TEXTE FOURNI »
· · · · ·

L’historique du Club

L’histoire du Caméra Club Rochelais

Né en février 1947, peu après la fin de la guerre, sur l’impulsion d’André GIROUD, le Caméra Club Rochelais a tout d’abord consacré son activité au cinéma. A cette époque les films étaient pour l’essentiel en Noir en Blanc et toujours muets. Tournés dans les formats 8m/m, 9m/m5, 16 m/m avec des caméras souvent rudimentaires, à moteur mécanique. Le montage de la pellicule se faisait à la colle et aux ciseaux, les films étaient sonorisés en direct à la projection, avec des disques 78t et un commentaire lu au micro.

· · · · ·

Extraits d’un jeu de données
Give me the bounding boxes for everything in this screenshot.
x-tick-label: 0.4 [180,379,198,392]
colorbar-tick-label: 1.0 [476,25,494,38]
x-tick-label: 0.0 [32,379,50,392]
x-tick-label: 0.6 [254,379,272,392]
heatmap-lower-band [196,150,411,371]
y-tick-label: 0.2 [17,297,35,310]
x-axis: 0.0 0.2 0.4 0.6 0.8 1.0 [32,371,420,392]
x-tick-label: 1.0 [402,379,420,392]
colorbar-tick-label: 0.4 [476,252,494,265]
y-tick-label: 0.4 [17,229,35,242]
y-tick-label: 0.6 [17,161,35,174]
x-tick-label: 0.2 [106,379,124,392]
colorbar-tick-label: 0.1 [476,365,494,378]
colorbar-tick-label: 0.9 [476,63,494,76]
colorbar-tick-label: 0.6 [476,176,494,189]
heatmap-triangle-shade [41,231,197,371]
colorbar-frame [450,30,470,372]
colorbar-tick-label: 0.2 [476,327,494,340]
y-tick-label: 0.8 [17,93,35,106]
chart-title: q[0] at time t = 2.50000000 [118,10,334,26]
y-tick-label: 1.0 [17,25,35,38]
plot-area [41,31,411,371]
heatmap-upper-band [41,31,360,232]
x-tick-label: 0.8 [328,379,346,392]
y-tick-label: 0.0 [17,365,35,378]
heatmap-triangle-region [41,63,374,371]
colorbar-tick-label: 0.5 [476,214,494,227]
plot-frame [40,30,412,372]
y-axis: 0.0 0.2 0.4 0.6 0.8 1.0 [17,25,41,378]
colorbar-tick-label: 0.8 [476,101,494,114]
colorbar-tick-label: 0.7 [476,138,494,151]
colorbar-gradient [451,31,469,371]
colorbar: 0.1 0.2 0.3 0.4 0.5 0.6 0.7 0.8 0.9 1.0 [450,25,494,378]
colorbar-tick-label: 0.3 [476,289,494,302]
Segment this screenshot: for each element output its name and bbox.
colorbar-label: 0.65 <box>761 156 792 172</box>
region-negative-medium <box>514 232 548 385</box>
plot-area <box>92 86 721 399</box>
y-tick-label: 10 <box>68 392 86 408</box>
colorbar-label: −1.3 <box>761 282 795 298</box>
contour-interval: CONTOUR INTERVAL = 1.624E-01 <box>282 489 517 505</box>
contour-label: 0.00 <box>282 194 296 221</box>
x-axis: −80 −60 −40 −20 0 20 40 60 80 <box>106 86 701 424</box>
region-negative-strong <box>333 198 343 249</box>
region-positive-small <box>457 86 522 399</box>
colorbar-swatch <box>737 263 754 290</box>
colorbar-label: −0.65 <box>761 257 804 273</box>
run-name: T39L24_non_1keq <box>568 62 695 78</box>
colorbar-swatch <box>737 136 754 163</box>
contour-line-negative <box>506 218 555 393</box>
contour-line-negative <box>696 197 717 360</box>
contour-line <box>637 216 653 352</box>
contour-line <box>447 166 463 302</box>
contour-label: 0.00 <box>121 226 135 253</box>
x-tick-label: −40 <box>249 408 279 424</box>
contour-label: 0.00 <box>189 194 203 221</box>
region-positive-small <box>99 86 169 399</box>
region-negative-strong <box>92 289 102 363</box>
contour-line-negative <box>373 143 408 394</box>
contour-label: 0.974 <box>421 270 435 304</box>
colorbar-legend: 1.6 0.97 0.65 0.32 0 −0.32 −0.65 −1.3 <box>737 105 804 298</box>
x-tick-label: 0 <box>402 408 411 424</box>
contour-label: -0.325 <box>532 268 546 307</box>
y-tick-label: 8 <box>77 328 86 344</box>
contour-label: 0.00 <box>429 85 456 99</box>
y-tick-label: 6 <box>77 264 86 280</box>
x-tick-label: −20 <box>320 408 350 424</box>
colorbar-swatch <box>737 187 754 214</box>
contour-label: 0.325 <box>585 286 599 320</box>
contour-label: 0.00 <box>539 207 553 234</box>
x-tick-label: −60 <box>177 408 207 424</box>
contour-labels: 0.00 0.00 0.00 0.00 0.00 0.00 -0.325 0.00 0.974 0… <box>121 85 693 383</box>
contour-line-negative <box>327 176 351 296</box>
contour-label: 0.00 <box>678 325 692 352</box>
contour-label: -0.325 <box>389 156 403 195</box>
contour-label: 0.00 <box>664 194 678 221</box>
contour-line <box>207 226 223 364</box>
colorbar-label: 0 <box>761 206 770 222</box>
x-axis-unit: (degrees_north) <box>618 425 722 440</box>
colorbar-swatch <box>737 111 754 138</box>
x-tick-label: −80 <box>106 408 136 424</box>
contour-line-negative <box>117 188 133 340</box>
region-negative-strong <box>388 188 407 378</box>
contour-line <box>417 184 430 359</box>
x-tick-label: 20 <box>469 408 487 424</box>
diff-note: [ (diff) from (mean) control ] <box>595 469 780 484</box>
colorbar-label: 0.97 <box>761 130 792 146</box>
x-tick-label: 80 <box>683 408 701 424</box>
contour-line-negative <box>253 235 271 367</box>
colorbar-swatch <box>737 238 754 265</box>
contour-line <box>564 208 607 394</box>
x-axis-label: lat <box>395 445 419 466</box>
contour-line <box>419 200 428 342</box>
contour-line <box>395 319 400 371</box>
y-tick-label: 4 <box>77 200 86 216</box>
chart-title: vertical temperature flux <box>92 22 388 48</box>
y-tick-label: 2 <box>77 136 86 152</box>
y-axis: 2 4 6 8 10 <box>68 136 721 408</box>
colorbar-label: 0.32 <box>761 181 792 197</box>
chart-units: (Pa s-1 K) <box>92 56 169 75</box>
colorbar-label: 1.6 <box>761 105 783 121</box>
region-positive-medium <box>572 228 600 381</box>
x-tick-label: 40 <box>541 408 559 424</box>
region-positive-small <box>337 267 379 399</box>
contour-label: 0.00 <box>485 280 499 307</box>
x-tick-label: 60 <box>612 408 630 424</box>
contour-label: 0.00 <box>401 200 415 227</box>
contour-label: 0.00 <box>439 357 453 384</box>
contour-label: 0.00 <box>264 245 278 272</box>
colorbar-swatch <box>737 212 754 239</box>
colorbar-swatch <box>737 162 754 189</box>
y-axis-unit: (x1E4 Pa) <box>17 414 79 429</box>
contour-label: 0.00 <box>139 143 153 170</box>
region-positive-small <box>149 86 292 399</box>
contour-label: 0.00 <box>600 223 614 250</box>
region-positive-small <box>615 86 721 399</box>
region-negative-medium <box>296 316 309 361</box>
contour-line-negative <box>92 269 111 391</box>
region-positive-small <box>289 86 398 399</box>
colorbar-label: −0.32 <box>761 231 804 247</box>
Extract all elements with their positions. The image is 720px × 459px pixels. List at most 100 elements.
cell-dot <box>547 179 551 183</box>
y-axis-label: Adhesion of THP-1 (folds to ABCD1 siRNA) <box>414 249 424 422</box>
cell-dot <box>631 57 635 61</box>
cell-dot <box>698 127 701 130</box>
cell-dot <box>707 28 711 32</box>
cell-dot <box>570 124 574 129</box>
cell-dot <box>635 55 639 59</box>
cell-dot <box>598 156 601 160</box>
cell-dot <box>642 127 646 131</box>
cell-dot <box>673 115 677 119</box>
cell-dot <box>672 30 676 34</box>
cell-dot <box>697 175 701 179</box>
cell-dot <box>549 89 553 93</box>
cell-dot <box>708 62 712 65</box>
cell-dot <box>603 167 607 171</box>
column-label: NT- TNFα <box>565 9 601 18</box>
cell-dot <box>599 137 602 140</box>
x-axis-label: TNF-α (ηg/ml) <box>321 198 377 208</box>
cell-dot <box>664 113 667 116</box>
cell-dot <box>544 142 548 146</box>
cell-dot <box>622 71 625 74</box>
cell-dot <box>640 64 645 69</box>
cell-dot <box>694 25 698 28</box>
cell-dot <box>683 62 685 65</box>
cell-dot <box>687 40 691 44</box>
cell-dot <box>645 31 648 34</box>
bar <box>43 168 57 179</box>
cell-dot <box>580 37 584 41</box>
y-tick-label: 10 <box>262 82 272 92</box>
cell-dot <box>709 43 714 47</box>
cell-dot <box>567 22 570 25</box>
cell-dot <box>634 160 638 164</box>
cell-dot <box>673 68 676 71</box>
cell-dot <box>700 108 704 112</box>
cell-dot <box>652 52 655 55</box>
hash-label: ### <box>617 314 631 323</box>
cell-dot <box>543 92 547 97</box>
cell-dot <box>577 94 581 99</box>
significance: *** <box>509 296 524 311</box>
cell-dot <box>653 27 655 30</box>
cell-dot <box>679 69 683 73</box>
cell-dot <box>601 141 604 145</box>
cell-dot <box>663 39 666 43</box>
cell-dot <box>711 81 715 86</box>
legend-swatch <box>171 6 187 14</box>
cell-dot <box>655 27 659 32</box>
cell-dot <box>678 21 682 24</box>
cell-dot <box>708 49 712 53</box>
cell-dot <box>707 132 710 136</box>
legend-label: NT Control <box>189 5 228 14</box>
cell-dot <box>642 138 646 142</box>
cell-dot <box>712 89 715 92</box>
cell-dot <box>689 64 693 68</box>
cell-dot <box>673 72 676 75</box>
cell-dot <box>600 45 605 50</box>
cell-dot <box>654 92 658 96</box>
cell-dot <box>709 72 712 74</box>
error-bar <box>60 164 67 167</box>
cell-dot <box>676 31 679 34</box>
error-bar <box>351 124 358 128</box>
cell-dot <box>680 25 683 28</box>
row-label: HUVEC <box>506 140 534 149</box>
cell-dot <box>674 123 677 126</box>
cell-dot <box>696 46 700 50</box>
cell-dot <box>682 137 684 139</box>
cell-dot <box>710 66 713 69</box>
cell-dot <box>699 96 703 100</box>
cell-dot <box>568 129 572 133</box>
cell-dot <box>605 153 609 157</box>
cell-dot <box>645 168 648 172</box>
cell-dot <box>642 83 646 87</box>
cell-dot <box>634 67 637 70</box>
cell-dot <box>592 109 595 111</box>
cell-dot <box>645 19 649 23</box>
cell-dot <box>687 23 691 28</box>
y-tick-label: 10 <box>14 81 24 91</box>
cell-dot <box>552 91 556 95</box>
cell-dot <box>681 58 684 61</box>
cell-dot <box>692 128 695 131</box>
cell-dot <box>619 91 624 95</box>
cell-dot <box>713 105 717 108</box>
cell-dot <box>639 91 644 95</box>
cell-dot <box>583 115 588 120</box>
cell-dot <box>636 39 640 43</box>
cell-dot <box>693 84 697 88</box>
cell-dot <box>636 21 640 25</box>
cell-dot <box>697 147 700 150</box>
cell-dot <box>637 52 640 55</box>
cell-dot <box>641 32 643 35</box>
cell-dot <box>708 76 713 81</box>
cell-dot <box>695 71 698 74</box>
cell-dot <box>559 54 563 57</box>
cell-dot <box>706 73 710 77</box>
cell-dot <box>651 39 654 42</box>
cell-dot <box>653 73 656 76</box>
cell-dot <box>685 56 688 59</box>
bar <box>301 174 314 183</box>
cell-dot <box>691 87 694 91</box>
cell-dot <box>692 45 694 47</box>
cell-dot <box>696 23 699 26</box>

· · · · ·

EXERCICES À RÉALISER »
**1.** D’après le texte sur l’histoire du Caméra Club Rochelais, sous l’impulsion de qui le club est-il né ?
**2.** Reprenez, s’il vous plaît, le texte sur l’histoire du Caméra Club Rochelais et prolongez-le à partir de sa dernière phrase.

RÉPONSES PAR EXERCICE »
**1.** Sous l’impulsion d’André GIROUD.

**2.**
Puis dans les années 50 est apparue au CCR une sonorisation pionnière d’abord avec un magnétophone à fil, puis à bande, bientôt synchronisé à l’image. Malgré les aléas engendrés par la liaison hasardeuse du son et de l’image, mais en raison des possibilités nouvelles que cela offrait, quelques intrépides n’hésitaient pas à en braver les difficultés

Dans les années 60, le développement des voyages associé à la qualité d’image exceptionnelle du 24×36, ajouté à la plus grande facilité matérielle d’un tri de diapositives comparé au montage d’un film, allait faire triompher le diaporama-compte-rendu-de-voyage et porter un coup sévère à l’expression par le film, cela malgré l’apparition du super 8 et du son sur piste couchée.

Diaporama et film, allaient cohabiter sur l’écran du CCR, jusqu’à l’arrivée dans les années 80 de la vidéo. Dotée d’un son d’assez bonne qualité et enfin synchrone, la vidéo a d’abord été handicapée par la médiocrité de l’image, sa nécessaire diffusion sur petit écran et surtout l’impossibilité de faire un vrai montage. Ce qui laissa un temps ce nouveau support en lisière. L’arrivée à partir de 1990, des formats Hi8 et du SVHS, par l’amélioration qualitative de l’enregistrement magnétique des images, qui autorisait enfin un semblant de montage par copie, a rendu ce nouveau support plus attractif.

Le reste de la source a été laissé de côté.